▶ **DIRECTIONS**
1. In the email thread, how would a clash between locally assigned IPv6 addresses and someone else's addresses be avoided? Answer in one to three sentences.
2. Duplicate the part of the email thread starting with "On Tue, Jun 18, 2019 at 11:47:08PM" and going on through "192.168.xx.xx is now?".

▶ **PASSAGE**
Hi.

On Tue, Jun 18, 2019 at 11:47:08PM +1200, Richard Hector wrote:
> On 18/06/19 10:32 PM, Reco wrote:
> >     Hi.
> > 
> > On Tue, Jun 18, 2019 at 09:56:17PM +1200, Richard Hector wrote:
> >> On 18/06/19 3:38 AM, Reco wrote:
> >>>   Hi.
> >>>
> >>> On Mon, Jun 17, 2019 at 10:38:27AM -0400, Gene Heskett wrote:
> >>>> But that opens yet another container of worms. If I arbitrarily assign 
> >>>> ipv6 local addresses, and later, ipv6 shows up at my side of the router, 
> >>>> what if I have an address clash with someone on a satellite circuit in 
> >>>> Ulan Bator.  How is that resolved, by unroutable address blocks such as 
> >>>> 192.168.xx.xx is now?
> >>>
> >>> More or less yes. It's called ULA (Unique Local Address) in IPv6 lingua.
> >>> If you're using anything from fd00:/8 - you're safe.

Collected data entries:
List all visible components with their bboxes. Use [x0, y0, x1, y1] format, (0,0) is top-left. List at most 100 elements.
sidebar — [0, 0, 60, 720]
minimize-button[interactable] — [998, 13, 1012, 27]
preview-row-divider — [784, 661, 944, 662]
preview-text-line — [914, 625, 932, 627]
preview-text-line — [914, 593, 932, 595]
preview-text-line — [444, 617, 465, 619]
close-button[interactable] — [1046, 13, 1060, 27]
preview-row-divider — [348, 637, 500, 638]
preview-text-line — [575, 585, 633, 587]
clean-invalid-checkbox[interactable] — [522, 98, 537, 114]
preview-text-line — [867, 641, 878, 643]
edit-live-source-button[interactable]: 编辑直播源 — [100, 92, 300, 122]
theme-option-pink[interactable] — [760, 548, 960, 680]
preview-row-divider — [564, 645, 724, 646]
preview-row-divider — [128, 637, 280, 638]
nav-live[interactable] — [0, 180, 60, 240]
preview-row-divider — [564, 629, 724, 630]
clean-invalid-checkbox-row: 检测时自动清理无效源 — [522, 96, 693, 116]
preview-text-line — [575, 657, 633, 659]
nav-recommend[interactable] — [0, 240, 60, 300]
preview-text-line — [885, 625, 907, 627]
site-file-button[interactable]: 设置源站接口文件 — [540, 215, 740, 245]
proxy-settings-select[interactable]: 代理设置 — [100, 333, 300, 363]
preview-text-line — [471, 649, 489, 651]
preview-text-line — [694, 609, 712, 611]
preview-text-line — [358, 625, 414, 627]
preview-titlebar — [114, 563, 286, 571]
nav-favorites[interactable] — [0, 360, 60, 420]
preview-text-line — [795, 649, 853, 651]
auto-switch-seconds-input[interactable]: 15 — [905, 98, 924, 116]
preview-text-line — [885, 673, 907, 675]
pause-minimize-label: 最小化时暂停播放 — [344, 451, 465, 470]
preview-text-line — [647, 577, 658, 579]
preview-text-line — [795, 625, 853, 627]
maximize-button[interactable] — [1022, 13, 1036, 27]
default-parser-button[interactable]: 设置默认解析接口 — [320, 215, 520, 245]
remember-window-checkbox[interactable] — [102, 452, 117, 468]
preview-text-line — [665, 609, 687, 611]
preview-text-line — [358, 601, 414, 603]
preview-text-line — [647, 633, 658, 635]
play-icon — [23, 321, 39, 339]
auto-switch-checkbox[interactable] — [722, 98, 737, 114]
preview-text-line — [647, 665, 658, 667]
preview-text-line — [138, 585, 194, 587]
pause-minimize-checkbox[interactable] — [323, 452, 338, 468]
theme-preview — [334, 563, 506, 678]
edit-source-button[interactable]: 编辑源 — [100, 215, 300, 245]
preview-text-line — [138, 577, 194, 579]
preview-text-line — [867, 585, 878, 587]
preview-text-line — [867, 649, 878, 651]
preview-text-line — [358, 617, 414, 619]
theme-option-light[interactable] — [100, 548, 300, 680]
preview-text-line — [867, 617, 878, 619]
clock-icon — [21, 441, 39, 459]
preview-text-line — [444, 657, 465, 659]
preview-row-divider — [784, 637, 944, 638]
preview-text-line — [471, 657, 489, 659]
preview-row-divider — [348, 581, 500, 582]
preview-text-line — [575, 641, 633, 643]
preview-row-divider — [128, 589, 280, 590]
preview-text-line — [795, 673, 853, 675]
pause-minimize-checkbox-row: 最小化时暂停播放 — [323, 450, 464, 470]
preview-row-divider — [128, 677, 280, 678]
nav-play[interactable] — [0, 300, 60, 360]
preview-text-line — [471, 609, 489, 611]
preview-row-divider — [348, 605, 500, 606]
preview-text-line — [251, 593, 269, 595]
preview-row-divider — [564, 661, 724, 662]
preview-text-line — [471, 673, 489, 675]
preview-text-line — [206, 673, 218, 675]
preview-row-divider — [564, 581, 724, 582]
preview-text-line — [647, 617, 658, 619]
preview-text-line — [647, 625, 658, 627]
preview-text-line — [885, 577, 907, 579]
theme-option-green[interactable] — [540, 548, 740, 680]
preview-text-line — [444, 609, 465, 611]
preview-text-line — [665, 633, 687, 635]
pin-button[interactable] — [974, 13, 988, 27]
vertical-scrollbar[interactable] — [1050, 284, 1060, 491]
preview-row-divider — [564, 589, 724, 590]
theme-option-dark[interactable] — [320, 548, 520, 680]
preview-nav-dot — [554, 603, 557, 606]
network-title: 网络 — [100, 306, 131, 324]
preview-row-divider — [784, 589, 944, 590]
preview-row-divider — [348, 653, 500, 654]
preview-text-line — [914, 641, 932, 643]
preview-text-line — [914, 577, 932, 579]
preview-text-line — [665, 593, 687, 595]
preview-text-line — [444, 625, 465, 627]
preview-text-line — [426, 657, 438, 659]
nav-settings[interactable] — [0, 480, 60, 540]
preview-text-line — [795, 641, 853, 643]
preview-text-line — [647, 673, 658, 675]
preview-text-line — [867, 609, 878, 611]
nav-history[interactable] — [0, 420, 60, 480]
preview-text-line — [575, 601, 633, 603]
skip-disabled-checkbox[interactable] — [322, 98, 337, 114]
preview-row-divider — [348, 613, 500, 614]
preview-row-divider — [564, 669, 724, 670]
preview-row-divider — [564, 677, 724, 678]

▶ **RESULTS OF THE TASKS**
1. The reply says it works much like unroutable blocks such as 192.168.xx.xx. IPv6 has Unique Local Addresses (ULA), and using addresses from the range the reply names, which begins with fd00, keeps you safe.

2.
On Tue, Jun 18, 2019 at 11:47:08PM +1200, Richard Hector wrote:
> On 18/06/19 10:32 PM, Reco wrote:
> >     Hi.
> > 
> > On Tue, Jun 18, 2019 at 09:56:17PM +1200, Richard Hector wrote:
> >> On 18/06/19 3:38 AM, Reco wrote:
> >>>   Hi.
> >>>
> >>> On Mon, Jun 17, 2019 at 10:38:27AM -0400, Gene Heskett wrote:
> >>>> But that opens yet another container of worms. If I arbitrarily assign 
> >>>> ipv6 local addresses, and later, ipv6 shows up at my side of the router, 
> >>>> what if I have an address clash with someone on a satellite circuit in 
> >>>> Ulan Bator.  How is that resolved, by unroutable address blocks such as 
> >>>> 192.168.xx.xx is now?